=== Your objective ===
Present everything from the start of the material down to the line containing "- data-point: [95, 305, 101, 311]", both ends included, as a JSON list of strings with one string per line and blank lines omitted.
::::
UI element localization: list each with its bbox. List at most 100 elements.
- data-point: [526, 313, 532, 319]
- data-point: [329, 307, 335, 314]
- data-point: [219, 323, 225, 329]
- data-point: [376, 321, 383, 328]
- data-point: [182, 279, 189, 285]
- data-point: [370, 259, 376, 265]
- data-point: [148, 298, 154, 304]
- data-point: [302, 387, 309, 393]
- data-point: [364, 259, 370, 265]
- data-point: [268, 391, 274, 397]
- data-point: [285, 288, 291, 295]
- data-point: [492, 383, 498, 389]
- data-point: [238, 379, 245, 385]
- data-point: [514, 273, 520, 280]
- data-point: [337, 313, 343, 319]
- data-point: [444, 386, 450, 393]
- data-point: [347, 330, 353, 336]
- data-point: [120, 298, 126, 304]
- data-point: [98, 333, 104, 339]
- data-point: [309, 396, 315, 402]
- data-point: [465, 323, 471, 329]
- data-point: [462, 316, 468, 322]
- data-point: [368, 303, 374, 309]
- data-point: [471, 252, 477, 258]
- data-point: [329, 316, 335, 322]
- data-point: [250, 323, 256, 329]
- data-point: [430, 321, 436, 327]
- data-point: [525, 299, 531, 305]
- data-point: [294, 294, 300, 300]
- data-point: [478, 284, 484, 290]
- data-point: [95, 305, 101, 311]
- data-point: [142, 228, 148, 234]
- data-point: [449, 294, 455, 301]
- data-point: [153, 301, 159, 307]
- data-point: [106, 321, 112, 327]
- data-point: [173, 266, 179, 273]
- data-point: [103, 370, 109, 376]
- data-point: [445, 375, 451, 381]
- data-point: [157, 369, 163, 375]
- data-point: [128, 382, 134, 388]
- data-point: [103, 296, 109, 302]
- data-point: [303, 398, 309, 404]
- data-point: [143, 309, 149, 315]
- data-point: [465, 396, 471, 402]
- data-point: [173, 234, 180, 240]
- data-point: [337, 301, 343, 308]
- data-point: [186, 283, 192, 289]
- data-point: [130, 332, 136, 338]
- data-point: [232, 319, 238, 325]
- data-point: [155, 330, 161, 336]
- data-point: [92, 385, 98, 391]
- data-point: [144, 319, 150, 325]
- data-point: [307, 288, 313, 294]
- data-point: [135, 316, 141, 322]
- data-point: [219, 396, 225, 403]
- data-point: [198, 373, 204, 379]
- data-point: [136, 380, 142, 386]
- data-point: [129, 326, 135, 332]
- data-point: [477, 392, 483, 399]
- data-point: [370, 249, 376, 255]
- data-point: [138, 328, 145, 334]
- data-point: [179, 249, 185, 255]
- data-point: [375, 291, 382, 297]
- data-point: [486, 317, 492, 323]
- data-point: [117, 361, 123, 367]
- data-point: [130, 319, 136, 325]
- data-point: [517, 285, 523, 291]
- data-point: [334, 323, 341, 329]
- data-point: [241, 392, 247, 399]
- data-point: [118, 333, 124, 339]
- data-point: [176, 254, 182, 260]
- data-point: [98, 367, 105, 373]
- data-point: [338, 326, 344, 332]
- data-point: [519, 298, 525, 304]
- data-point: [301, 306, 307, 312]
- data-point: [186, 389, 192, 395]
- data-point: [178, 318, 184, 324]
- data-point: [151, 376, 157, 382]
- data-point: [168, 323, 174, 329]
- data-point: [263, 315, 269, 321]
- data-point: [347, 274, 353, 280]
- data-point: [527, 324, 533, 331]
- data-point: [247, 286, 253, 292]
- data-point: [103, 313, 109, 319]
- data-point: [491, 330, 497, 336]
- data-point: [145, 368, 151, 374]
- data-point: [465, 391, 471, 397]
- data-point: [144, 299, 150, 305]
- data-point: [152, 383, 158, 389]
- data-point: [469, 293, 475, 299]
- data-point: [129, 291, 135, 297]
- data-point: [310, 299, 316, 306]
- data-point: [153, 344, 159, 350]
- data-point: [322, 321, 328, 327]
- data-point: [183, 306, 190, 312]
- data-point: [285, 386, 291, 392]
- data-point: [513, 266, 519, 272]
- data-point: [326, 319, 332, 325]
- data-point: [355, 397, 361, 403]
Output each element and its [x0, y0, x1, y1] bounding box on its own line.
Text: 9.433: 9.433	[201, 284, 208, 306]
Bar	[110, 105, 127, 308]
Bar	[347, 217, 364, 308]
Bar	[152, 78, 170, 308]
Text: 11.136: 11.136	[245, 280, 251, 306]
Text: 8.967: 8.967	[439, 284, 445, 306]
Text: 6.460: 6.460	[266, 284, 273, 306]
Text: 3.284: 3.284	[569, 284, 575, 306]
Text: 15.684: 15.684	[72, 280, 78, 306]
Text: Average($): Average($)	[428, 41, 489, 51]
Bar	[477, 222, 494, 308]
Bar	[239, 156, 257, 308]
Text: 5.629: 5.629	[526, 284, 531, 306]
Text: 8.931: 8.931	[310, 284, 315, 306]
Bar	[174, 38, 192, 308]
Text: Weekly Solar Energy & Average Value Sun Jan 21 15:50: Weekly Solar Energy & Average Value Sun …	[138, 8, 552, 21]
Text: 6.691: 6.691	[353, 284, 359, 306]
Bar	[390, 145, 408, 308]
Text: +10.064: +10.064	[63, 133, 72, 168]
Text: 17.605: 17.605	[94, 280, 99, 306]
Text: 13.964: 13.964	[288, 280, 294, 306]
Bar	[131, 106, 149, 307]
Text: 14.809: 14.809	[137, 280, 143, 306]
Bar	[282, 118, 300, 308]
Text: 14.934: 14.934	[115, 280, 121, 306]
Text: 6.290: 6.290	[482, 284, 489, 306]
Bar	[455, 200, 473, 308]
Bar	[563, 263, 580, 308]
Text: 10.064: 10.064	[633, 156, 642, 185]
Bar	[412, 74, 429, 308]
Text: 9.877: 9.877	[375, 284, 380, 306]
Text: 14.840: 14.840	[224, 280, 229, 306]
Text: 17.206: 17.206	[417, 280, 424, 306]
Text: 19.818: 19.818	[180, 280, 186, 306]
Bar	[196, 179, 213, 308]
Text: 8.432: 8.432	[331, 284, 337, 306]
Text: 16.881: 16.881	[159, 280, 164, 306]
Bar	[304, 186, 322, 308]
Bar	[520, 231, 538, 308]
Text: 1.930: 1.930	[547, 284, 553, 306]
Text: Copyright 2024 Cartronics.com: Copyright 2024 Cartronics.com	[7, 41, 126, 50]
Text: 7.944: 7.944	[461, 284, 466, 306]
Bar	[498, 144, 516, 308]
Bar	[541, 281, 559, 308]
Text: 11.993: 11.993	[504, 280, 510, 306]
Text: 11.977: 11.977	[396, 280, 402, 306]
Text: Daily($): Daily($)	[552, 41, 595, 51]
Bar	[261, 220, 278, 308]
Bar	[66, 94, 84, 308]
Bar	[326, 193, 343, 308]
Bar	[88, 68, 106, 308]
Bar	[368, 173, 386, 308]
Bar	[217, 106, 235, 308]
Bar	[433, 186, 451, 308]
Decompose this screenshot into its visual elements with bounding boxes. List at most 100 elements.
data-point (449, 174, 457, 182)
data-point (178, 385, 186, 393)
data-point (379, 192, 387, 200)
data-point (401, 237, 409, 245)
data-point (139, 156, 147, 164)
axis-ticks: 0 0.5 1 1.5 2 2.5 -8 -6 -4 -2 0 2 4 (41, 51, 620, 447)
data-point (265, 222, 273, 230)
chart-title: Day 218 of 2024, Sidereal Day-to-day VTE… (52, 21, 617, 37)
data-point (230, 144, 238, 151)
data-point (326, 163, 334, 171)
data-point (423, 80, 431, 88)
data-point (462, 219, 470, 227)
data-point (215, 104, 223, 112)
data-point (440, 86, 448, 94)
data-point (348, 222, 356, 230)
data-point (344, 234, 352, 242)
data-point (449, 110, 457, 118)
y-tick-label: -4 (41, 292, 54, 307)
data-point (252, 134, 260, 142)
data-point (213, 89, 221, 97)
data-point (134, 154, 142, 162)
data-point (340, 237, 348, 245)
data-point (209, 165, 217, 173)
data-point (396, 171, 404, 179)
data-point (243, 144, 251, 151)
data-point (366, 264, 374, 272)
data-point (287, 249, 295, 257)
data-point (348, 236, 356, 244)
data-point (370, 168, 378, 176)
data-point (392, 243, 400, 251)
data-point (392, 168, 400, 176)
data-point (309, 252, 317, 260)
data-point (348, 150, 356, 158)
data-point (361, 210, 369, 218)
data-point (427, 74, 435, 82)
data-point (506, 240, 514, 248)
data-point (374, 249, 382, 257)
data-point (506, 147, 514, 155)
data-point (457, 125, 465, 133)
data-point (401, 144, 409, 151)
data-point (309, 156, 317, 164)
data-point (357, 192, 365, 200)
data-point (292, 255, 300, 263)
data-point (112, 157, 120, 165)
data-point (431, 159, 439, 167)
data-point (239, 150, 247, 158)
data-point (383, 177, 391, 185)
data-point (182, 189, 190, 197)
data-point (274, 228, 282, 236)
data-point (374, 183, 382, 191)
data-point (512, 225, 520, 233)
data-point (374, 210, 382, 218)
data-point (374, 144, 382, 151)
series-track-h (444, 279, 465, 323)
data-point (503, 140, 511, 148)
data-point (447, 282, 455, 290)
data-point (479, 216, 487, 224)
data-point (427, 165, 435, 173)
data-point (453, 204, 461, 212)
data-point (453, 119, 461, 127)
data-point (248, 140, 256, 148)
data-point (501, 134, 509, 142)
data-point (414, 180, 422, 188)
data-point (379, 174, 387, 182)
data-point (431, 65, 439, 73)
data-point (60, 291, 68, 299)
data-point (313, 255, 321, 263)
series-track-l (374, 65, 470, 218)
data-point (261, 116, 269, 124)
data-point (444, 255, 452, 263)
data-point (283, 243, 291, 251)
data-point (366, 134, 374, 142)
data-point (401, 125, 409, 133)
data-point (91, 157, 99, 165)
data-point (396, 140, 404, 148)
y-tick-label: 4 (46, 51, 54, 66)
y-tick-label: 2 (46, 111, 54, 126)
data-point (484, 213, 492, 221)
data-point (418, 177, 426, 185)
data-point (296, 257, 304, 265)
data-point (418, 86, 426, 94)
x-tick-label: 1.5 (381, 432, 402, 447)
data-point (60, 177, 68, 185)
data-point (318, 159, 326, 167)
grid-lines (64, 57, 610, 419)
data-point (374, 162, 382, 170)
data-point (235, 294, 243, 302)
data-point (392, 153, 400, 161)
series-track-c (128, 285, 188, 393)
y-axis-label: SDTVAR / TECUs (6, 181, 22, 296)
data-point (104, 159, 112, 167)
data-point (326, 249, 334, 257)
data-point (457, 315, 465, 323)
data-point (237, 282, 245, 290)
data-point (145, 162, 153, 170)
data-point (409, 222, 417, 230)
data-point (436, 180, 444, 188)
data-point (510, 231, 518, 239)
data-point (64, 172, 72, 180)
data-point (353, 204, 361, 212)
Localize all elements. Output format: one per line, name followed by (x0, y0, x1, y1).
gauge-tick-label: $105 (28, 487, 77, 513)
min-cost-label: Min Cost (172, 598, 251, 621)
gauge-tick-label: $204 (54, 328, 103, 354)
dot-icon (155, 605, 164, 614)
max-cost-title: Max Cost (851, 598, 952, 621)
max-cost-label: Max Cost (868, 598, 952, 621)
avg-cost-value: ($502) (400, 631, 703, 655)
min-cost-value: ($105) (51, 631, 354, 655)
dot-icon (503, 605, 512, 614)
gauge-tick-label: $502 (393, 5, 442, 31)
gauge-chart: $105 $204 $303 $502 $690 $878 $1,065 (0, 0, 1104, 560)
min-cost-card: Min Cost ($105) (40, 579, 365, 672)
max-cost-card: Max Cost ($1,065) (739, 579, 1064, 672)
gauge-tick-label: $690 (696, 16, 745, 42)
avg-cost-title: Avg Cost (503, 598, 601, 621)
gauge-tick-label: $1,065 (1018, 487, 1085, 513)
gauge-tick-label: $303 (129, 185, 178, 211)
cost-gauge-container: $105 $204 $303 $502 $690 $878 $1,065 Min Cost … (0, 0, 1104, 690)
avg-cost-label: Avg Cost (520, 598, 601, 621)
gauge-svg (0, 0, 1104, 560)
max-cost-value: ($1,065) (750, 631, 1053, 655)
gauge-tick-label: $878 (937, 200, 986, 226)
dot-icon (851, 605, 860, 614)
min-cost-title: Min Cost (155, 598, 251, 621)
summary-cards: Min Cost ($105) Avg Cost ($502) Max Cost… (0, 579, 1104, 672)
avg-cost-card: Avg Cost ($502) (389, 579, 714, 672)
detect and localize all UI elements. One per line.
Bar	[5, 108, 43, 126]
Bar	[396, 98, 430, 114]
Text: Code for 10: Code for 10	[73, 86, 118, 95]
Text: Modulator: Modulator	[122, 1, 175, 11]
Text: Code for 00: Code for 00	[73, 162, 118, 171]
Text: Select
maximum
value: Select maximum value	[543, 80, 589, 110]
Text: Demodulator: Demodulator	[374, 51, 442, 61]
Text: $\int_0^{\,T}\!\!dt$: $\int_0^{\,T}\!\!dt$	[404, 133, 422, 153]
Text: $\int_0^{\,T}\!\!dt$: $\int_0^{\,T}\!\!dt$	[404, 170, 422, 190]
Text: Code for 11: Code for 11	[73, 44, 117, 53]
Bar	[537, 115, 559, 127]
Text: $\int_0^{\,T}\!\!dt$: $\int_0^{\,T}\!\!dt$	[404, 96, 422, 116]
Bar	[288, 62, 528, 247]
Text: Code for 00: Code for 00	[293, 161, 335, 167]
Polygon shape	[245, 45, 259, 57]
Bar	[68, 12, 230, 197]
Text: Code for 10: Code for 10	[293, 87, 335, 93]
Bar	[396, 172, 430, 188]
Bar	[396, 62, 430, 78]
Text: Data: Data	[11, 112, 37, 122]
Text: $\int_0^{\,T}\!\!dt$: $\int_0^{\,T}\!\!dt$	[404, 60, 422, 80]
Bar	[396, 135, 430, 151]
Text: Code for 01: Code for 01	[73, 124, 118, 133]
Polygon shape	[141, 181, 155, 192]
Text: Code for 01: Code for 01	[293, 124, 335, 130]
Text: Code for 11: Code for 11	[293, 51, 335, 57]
::::
=== Task output ===
[
  "UI element localization: list each with its bbox. List at most 100 elements.",
  "- data-point: [526, 313, 532, 319]",
  "- data-point: [329, 307, 335, 314]",
  "- data-point: [219, 323, 225, 329]",
  "- data-point: [376, 321, 383, 328]",
  "- data-point: [182, 279, 189, 285]",
  "- data-point: [370, 259, 376, 265]",
  "- data-point: [148, 298, 154, 304]",
  "- data-point: [302, 387, 309, 393]",
  "- data-point: [364, 259, 370, 265]",
  "- data-point: [268, 391, 274, 397]",
  "- data-point: [285, 288, 291, 295]",
  "- data-point: [492, 383, 498, 389]",
  "- data-point: [238, 379, 245, 385]",
  "- data-point: [514, 273, 520, 280]",
  "- data-point: [337, 313, 343, 319]",
  "- data-point: [444, 386, 450, 393]",
  "- data-point: [347, 330, 353, 336]",
  "- data-point: [120, 298, 126, 304]",
  "- data-point: [98, 333, 104, 339]",
  "- data-point: [309, 396, 315, 402]",
  "- data-point: [465, 323, 471, 329]",
  "- data-point: [462, 316, 468, 322]",
  "- data-point: [368, 303, 374, 309]",
  "- data-point: [471, 252, 477, 258]",
  "- data-point: [329, 316, 335, 322]",
  "- data-point: [250, 323, 256, 329]",
  "- data-point: [430, 321, 436, 327]",
  "- data-point: [525, 299, 531, 305]",
  "- data-point: [294, 294, 300, 300]",
  "- data-point: [478, 284, 484, 290]",
  "- data-point: [95, 305, 101, 311]"
]